What to do:
All the data should be repeated exactly. Any image in it is left out.

(Extracted data entries)
------------------------------------------------------------

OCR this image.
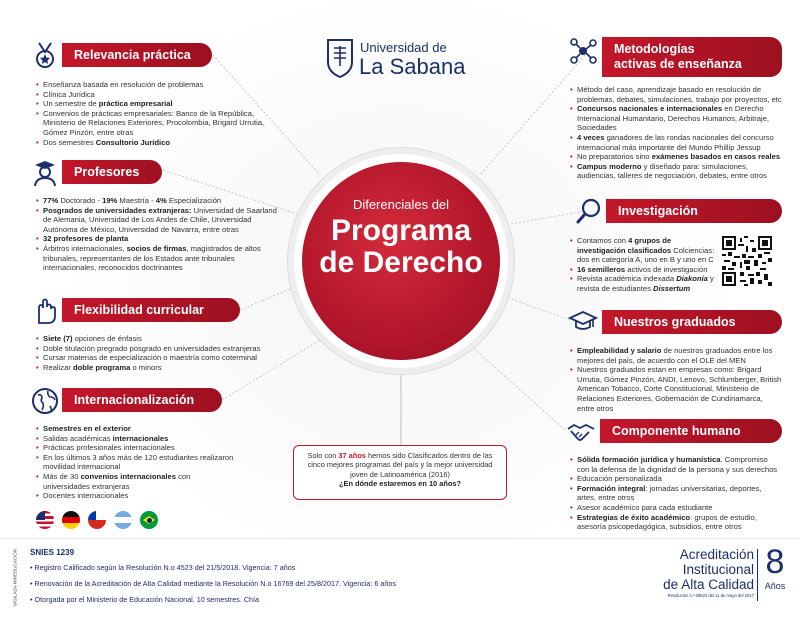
Universidad de
La Sabana
Diferenciales del
Programa
de Derecho
Relevancia práctica
• Enseñanza basada en resolución de problemas
• Clínica Jurídica
• Un semestre de práctica empresarial
• Convenios de prácticas empresariales: Banco de la República, Ministerio de Relaciones Exteriores, Procolombia, Brigard Urrutia, Gómez Pinzón, entre otras
• Dos semestres Consultorio Jurídico
Profesores
• 77% Doctorado - 19% Maestría - 4% Especialización
• Posgrados de universidades extranjeras: Universidad de Saarland de Alemania, Universidad de Los Andes de Chile, Universidad Autónoma de México, Universidad de Navarra, entre otras
• 32 profesores de planta
• Árbitros internacionales, socios de firmas, magistrados de altos tribunales, representantes de los Estados ante tribunales internacionales, reconocidos doctrinantes
Flexibilidad curricular
• Siete (7) opciones de énfasis
• Doble titulación pregrado posgrado en universidades extranjeras
• Cursar materias de especialización o maestría como coterminal
• Realizar doble programa o minors
Internacionalización
• Semestres en el exterior
• Salidas académicas internacionales
• Prácticas profesionales internacionales
• En los últimos 3 años más de 120 estudiantes realizaron movilidad internacional
• Más de 30 convenios internacionales con universidades extranjeras
• Docentes internacionales
Metodologías
activas de enseñanza
• Método del caso, aprendizaje basado en resolución de problemas, debates, simulaciones, trabajo por proyectos, etc
• Concursos nacionales e internacionales en Derecho Internacional Humanitario, Derechos Humanos, Arbitraje, Sociedades
• 4 veces ganadores de las rondas nacionales del concurso internacional más importante del Mundo Phillip Jessup
• No preparatorios sino exámenes basados en casos reales
• Campus moderno y diseñado para: simulaciones, audiencias, talleres de negociación, debates, entre otros
Investigación
• Contamos con 4 grupos de investigación clasificados Colciencias: dos en categoría A, uno en B y uno en C
• 16 semilleros activos de investigación
• Revista académica indexada Diakonía y revista de estudiantes Dissertum
Nuestros graduados
• Empleabilidad y salario de nuestros graduados entre los mejores del país, de acuerdo con el OLE del MEN
• Nuestros graduados estan en empresas como: Brigard Urrutia, Gómez Pinzón, ANDI, Lenovo, Schlumberger, British American Tobacco, Corte Constitucional, Ministerio de Relaciones Exteriores, Gobernación de Cundinamarca, entre otros
Componente humano
• Sólida formación jurídica y humanística. Compromiso con la defensa de la dignidad de la persona y sus derechos
• Educación personalizada
• Formación integral: jornadas universitarias, deportes, artes, entre otros
• Asesor académico para cada estudiante
• Estrategias de éxito académico: grupos de estudio, asesoría psicopedagógica, subsidios, entre otros
Solo con 37 años hemos sido Clasificados dentro de las cinco mejores programas del país y la mejor universidad joven de Latinoamérica (2016)
¿En dónde estaremos en 10 años?
VIGILADA MINEDUCACIÓN SNIES 1239
• Registro Calificado según la Resolución N.o 4523 del 21/5/2018. Vigencia: 7 años
• Renovación de la Acreditación de Alta Calidad mediante la Resolución N.o 16769 del 25/8/2017. Vigencia: 6 años
• Otorgada por el Ministerio de Educación Nacional. 10 semestres. Chía
Acreditación
Institucional
de Alta Calidad
Resolución n.º 09522 del 11 de mayo del 2017
8
Años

------------------------------------------------------------

Response to this exercise:
OCR this image.
Universidad de
La Sabana
Diferenciales del
Programa
de Derecho
Relevancia práctica
• Enseñanza basada en resolución de problemas
• Clínica Jurídica
• Un semestre de práctica empresarial
• Convenios de prácticas empresariales: Banco de la República, Ministerio de Relaciones Exteriores, Procolombia, Brigard Urrutia, Gómez Pinzón, entre otras
• Dos semestres Consultorio Jurídico
Profesores
• 77% Doctorado - 19% Maestría - 4% Especialización
• Posgrados de universidades extranjeras: Universidad de Saarland de Alemania, Universidad de Los Andes de Chile, Universidad Autónoma de México, Universidad de Navarra, entre otras
• 32 profesores de planta
• Árbitros internacionales, socios de firmas, magistrados de altos tribunales, representantes de los Estados ante tribunales internacionales, reconocidos doctrinantes
Flexibilidad curricular
• Siete (7) opciones de énfasis
• Doble titulación pregrado posgrado en universidades extranjeras
• Cursar materias de especialización o maestría como coterminal
• Realizar doble programa o minors
Internacionalización
• Semestres en el exterior
• Salidas académicas internacionales
• Prácticas profesionales internacionales
• En los últimos 3 años más de 120 estudiantes realizaron movilidad internacional
• Más de 30 convenios internacionales con universidades extranjeras
• Docentes internacionales
Metodologías
activas de enseñanza
• Método del caso, aprendizaje basado en resolución de problemas, debates, simulaciones, trabajo por proyectos, etc
• Concursos nacionales e internacionales en Derecho Internacional Humanitario, Derechos Humanos, Arbitraje, Sociedades
• 4 veces ganadores de las rondas nacionales del concurso internacional más importante del Mundo Phillip Jessup
• No preparatorios sino exámenes basados en casos reales
• Campus moderno y diseñado para: simulaciones, audiencias, talleres de negociación, debates, entre otros
Investigación
• Contamos con 4 grupos de investigación clasificados Colciencias: dos en categoría A, uno en B y uno en C
• 16 semilleros activos de investigación
• Revista académica indexada Diakonía y revista de estudiantes Dissertum
Nuestros graduados
• Empleabilidad y salario de nuestros graduados entre los mejores del país, de acuerdo con el OLE del MEN
• Nuestros graduados estan en empresas como: Brigard Urrutia, Gómez Pinzón, ANDI, Lenovo, Schlumberger, British American Tobacco, Corte Constitucional, Ministerio de Relaciones Exteriores, Gobernación de Cundinamarca, entre otros
Componente humano
• Sólida formación jurídica y humanística. Compromiso con la defensa de la dignidad de la persona y sus derechos
• Educación personalizada
• Formación integral: jornadas universitarias, deportes, artes, entre otros
• Asesor académico para cada estudiante
• Estrategias de éxito académico: grupos de estudio, asesoría psicopedagógica, subsidios, entre otros
Solo con 37 años hemos sido Clasificados dentro de las cinco mejores programas del país y la mejor universidad joven de Latinoamérica (2016)
¿En dónde estaremos en 10 años?
VIGILADA MINEDUCACIÓN SNIES 1239
• Registro Calificado según la Resolución N.o 4523 del 21/5/2018. Vigencia: 7 años
• Renovación de la Acreditación de Alta Calidad mediante la Resolución N.o 16769 del 25/8/2017. Vigencia: 6 años
• Otorgada por el Ministerio de Educación Nacional. 10 semestres. Chía
Acreditación
Institucional
de Alta Calidad
Resolución n.º 09522 del 11 de mayo del 2017
8
Años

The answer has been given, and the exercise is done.